• [DIRECTIONS]:
Which lines below hold the word "text"? Copy all of them.

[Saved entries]
^^^^^^^^
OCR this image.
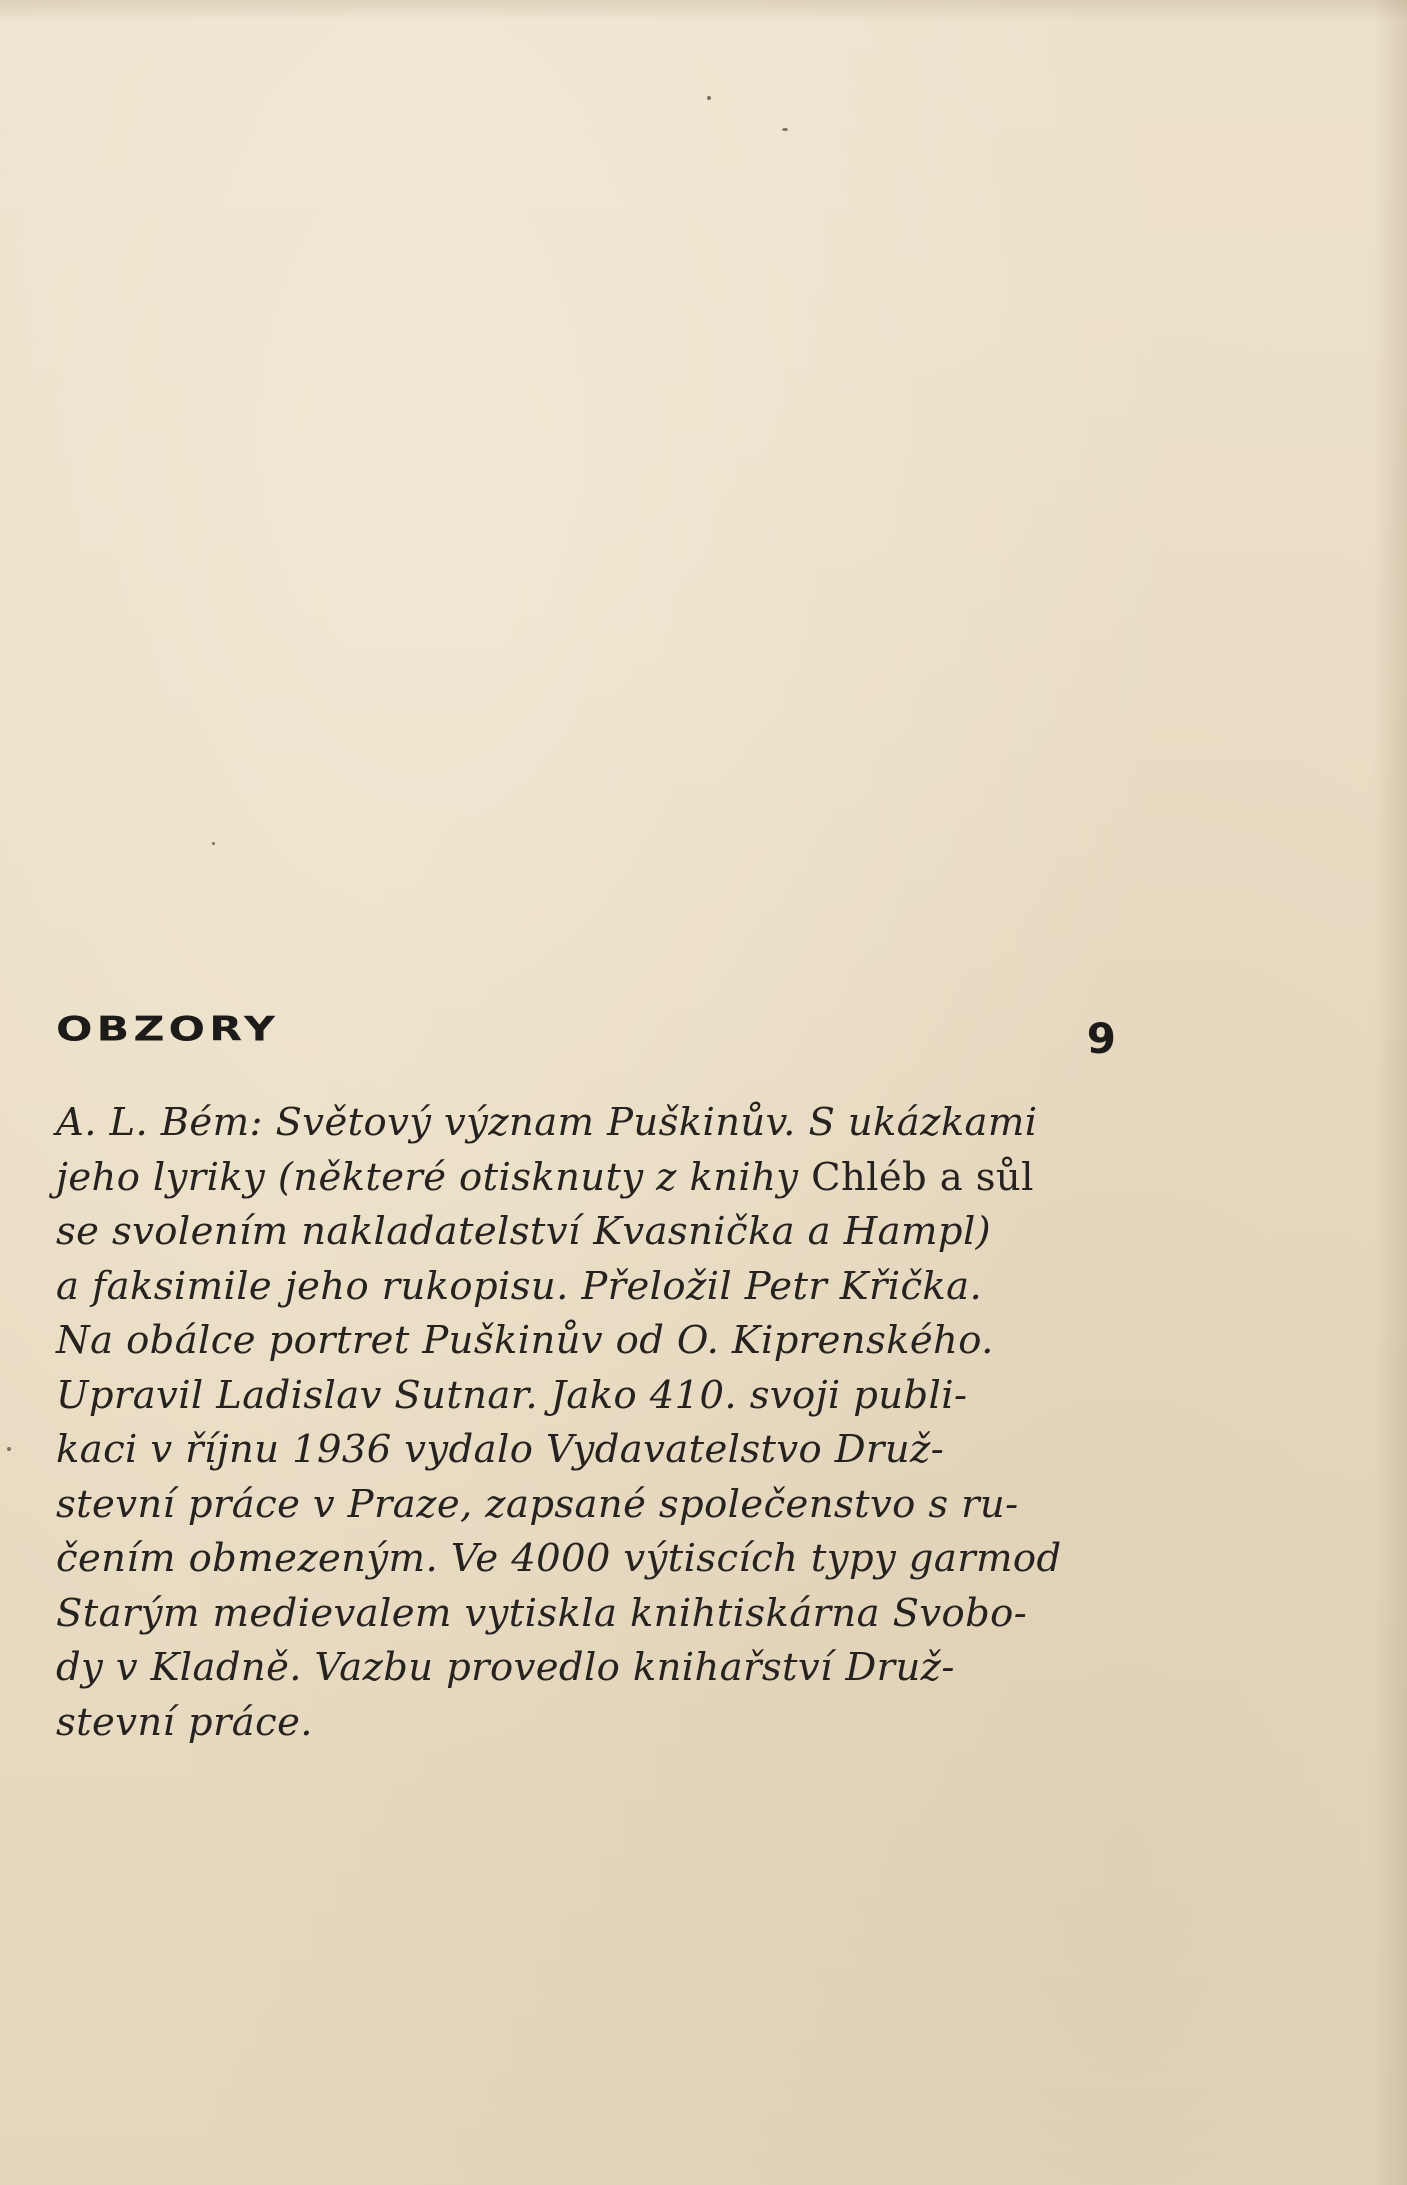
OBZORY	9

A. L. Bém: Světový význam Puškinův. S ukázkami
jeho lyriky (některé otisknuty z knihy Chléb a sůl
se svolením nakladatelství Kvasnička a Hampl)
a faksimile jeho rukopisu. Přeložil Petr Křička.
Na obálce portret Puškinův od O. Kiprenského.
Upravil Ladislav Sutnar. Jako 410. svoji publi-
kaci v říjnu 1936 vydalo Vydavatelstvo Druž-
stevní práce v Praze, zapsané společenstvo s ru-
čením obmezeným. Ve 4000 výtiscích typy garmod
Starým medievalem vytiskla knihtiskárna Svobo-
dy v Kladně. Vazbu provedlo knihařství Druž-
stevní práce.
^^^^^^^^
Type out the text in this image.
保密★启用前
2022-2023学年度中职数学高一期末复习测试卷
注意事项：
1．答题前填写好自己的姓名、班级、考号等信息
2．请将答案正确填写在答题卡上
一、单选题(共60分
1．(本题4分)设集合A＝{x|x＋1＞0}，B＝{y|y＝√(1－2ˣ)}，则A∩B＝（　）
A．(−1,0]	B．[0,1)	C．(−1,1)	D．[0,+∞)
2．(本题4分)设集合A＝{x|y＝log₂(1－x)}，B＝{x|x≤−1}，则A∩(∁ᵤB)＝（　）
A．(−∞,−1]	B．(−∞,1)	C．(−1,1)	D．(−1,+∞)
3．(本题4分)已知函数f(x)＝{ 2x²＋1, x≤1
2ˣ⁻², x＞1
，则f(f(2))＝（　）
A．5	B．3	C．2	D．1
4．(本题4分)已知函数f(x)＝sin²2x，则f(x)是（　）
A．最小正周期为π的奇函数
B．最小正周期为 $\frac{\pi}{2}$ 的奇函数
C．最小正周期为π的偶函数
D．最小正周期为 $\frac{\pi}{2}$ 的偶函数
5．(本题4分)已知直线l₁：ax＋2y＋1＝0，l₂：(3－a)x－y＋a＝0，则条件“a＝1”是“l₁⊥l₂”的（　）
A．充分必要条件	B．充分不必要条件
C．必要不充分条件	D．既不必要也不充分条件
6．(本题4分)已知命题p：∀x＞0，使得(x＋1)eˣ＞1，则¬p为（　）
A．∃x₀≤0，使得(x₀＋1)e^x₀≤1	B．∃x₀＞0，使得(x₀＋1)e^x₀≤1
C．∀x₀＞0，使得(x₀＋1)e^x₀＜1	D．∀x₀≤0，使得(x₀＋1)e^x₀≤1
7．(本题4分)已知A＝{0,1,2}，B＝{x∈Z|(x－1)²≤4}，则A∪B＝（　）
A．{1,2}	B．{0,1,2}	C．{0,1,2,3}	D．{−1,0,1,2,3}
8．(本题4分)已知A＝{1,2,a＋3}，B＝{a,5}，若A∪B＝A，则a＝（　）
^^^^^^^^
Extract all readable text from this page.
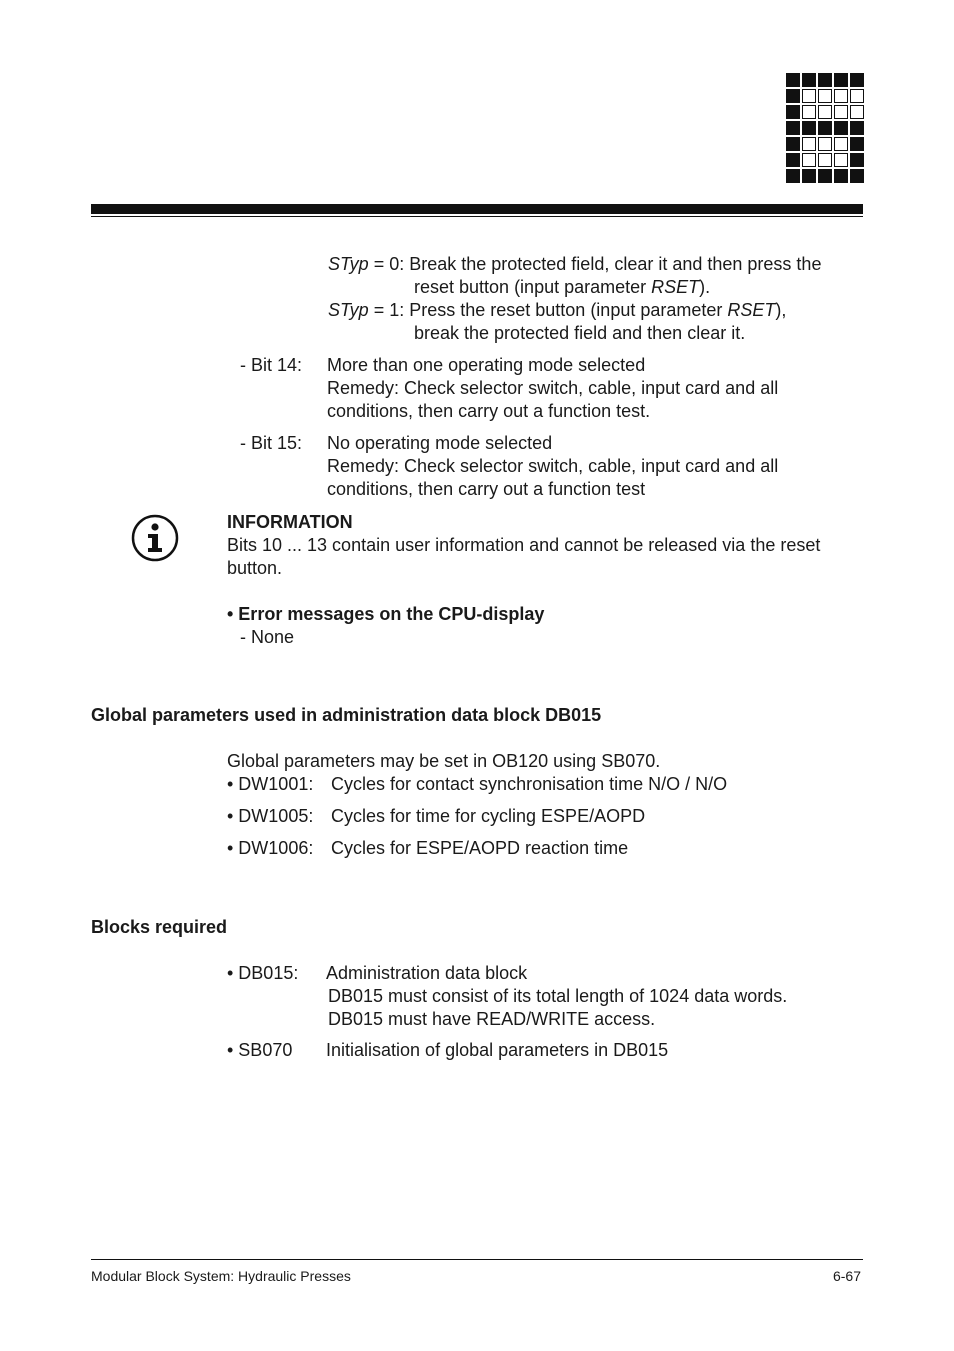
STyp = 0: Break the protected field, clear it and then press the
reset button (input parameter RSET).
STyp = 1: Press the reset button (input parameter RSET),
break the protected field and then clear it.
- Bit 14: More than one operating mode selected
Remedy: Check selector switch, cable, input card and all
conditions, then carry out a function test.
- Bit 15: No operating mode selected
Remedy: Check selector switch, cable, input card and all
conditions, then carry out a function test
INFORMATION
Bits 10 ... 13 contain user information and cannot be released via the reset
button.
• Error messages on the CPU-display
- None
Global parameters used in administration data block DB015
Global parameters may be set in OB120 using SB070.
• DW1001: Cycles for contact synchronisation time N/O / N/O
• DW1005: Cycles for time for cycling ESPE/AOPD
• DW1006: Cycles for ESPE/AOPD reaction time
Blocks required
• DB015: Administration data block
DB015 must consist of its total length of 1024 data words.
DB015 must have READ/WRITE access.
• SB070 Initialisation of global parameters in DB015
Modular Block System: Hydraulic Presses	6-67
^^^^^^^^
• [RESPONSE BELOW]:
Type out the text in this image.
Extract all readable text from this page.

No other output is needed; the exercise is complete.